WRITTEN TASK:
Return each line of the data below exactly, omitting any pictures.

****************

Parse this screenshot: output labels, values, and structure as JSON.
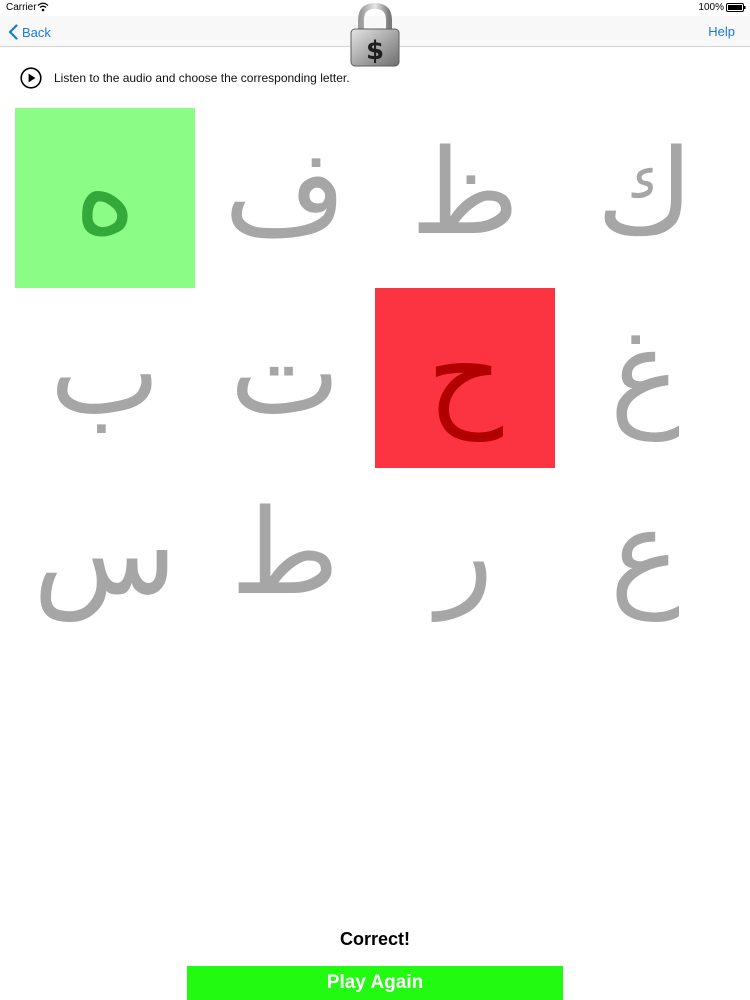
{
  "status_bar": {
    "carrier": "Carrier",
    "battery": "100%"
  },
  "nav": {
    "back_label": "Back",
    "help_label": "Help",
    "lock_icon": "padlock-dollar-icon"
  },
  "instruction": {
    "play_icon": "play-circle-icon",
    "text": "Listen to the audio and choose the corresponding letter."
  },
  "grid": {
    "rows": [
      [
        {
          "letter": "ه",
          "state": "correct"
        },
        {
          "letter": "ف",
          "state": "default"
        },
        {
          "letter": "ظ",
          "state": "default"
        },
        {
          "letter": "ك",
          "state": "default"
        }
      ],
      [
        {
          "letter": "ب",
          "state": "default"
        },
        {
          "letter": "ت",
          "state": "default"
        },
        {
          "letter": "ح",
          "state": "wrong"
        },
        {
          "letter": "غ",
          "state": "default"
        }
      ],
      [
        {
          "letter": "س",
          "state": "default"
        },
        {
          "letter": "ط",
          "state": "default"
        },
        {
          "letter": "ر",
          "state": "default"
        },
        {
          "letter": "ع",
          "state": "default"
        }
      ]
    ]
  },
  "result": {
    "message": "Correct!",
    "play_again_label": "Play Again"
  },
  "colors": {
    "tint": "#1a7ad9",
    "correct_bg": "#8bfc86",
    "correct_fg": "#35a83a",
    "wrong_bg": "#fc3341",
    "wrong_fg": "#b00000",
    "default_fg": "#a6a6a6",
    "play_again_bg": "#22fa12"
  }
}
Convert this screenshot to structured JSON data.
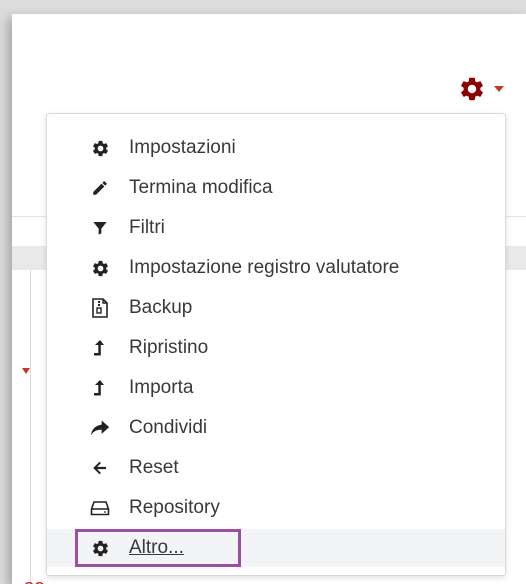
{
  "toolbar": {
    "gear_icon": "gear-icon",
    "gear_color": "#8b0000"
  },
  "menu": {
    "items": [
      {
        "label": "Impostazioni",
        "icon": "gear-icon"
      },
      {
        "label": "Termina modifica",
        "icon": "pencil-icon"
      },
      {
        "label": "Filtri",
        "icon": "filter-icon"
      },
      {
        "label": "Impostazione registro valutatore",
        "icon": "gear-icon"
      },
      {
        "label": "Backup",
        "icon": "file-archive-icon"
      },
      {
        "label": "Ripristino",
        "icon": "upload-arrow-icon"
      },
      {
        "label": "Importa",
        "icon": "upload-arrow-icon"
      },
      {
        "label": "Condividi",
        "icon": "share-icon"
      },
      {
        "label": "Reset",
        "icon": "arrow-left-icon"
      },
      {
        "label": "Repository",
        "icon": "drive-icon"
      },
      {
        "label": "Altro...",
        "icon": "gear-icon"
      }
    ]
  },
  "background": {
    "partial_text": "sa"
  },
  "colors": {
    "accent_red": "#c0392b",
    "highlight_purple": "#9b4ea5",
    "text": "#373a3c"
  }
}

****************

WORKED SOLUTION:
Parse this screenshot: output labels, values, and structure as JSON.
{
  "status_bar": {
    "carrier": "Carrier",
    "battery": "100%"
  },
  "nav": {
    "back_label": "Back",
    "help_label": "Help",
    "lock_icon": "padlock-dollar-icon"
  },
  "instruction": {
    "play_icon": "play-circle-icon",
    "text": "Listen to the audio and choose the corresponding letter."
  },
  "grid": {
    "rows": [
      [
        {
          "letter": "ه",
          "state": "correct"
        },
        {
          "letter": "ف",
          "state": "default"
        },
        {
          "letter": "ظ",
          "state": "default"
        },
        {
          "letter": "ك",
          "state": "default"
        }
      ],
      [
        {
          "letter": "ب",
          "state": "default"
        },
        {
          "letter": "ت",
          "state": "default"
        },
        {
          "letter": "ح",
          "state": "wrong"
        },
        {
          "letter": "غ",
          "state": "default"
        }
      ],
      [
        {
          "letter": "س",
          "state": "default"
        },
        {
          "letter": "ط",
          "state": "default"
        },
        {
          "letter": "ر",
          "state": "default"
        },
        {
          "letter": "ع",
          "state": "default"
        }
      ]
    ]
  },
  "result": {
    "message": "Correct!",
    "play_again_label": "Play Again"
  },
  "colors": {
    "tint": "#1a7ad9",
    "correct_bg": "#8bfc86",
    "correct_fg": "#35a83a",
    "wrong_bg": "#fc3341",
    "wrong_fg": "#b00000",
    "default_fg": "#a6a6a6",
    "play_again_bg": "#22fa12"
  }
}
Convert this screenshot to structured JSON data.
{
  "toolbar": {
    "gear_icon": "gear-icon",
    "gear_color": "#8b0000"
  },
  "menu": {
    "items": [
      {
        "label": "Impostazioni",
        "icon": "gear-icon"
      },
      {
        "label": "Termina modifica",
        "icon": "pencil-icon"
      },
      {
        "label": "Filtri",
        "icon": "filter-icon"
      },
      {
        "label": "Impostazione registro valutatore",
        "icon": "gear-icon"
      },
      {
        "label": "Backup",
        "icon": "file-archive-icon"
      },
      {
        "label": "Ripristino",
        "icon": "upload-arrow-icon"
      },
      {
        "label": "Importa",
        "icon": "upload-arrow-icon"
      },
      {
        "label": "Condividi",
        "icon": "share-icon"
      },
      {
        "label": "Reset",
        "icon": "arrow-left-icon"
      },
      {
        "label": "Repository",
        "icon": "drive-icon"
      },
      {
        "label": "Altro...",
        "icon": "gear-icon"
      }
    ]
  },
  "background": {
    "partial_text": "sa"
  },
  "colors": {
    "accent_red": "#c0392b",
    "highlight_purple": "#9b4ea5",
    "text": "#373a3c"
  }
}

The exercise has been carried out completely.